OBJECTIVE => Examine each line of the data. Copy those that contain the string "true".

[Dataset items]
# # # # #
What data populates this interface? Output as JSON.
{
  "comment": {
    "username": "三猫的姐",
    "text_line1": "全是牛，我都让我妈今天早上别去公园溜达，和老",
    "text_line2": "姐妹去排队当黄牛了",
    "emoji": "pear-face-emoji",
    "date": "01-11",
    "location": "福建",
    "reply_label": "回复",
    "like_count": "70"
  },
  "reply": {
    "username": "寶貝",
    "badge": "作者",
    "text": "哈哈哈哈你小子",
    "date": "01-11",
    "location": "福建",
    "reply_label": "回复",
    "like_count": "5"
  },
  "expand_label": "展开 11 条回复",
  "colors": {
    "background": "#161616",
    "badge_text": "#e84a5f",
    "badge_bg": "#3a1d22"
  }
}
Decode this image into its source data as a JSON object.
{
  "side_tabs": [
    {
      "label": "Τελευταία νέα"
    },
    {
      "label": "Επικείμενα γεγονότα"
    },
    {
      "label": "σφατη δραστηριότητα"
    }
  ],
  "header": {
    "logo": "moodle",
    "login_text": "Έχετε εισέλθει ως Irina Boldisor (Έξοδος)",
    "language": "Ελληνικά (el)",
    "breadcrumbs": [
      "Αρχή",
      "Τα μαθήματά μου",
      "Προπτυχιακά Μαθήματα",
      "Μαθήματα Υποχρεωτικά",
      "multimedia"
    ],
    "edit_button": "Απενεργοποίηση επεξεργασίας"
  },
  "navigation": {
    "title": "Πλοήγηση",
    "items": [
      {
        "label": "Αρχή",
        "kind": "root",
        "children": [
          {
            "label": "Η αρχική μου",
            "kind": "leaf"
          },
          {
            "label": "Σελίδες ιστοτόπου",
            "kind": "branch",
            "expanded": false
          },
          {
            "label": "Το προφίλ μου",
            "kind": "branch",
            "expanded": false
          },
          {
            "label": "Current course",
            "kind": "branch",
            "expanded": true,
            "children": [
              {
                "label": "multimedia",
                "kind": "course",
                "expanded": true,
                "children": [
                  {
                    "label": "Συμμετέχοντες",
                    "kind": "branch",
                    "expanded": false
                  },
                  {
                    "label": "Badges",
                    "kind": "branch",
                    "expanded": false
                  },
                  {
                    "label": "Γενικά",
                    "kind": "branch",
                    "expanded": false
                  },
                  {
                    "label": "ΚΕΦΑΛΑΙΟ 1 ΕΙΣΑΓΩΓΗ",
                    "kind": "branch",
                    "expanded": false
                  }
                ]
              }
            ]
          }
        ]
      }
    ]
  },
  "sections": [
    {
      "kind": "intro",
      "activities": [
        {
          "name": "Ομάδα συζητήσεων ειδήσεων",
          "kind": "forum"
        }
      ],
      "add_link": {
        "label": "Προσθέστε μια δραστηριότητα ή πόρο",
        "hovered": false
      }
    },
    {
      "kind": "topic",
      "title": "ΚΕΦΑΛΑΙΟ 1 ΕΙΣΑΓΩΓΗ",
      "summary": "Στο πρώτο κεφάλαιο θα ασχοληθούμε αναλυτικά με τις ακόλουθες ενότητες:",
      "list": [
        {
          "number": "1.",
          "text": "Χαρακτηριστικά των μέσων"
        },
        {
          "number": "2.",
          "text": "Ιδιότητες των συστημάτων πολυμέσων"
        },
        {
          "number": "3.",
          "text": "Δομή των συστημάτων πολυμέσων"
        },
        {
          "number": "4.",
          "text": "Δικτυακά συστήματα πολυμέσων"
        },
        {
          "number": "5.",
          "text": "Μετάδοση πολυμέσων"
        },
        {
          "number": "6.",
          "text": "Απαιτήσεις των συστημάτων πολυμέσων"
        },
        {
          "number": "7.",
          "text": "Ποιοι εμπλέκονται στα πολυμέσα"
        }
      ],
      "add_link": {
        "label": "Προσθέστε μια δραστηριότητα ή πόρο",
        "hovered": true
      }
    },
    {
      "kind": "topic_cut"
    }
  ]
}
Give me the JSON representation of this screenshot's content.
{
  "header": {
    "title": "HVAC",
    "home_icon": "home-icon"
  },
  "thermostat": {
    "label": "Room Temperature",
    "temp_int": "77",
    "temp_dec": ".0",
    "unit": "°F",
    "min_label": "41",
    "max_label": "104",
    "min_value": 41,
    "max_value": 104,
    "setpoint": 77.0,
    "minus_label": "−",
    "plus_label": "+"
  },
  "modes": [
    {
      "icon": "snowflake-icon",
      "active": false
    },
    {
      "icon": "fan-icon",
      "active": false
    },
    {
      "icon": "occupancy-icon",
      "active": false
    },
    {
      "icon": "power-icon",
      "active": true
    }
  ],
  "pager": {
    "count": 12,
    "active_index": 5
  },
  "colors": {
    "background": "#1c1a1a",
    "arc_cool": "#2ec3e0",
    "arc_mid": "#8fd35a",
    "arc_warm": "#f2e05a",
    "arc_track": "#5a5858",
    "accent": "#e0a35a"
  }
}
# # # # #
RESPONSE =>
            "expanded": true,
                "expanded": true,
        "hovered": true
      "active": true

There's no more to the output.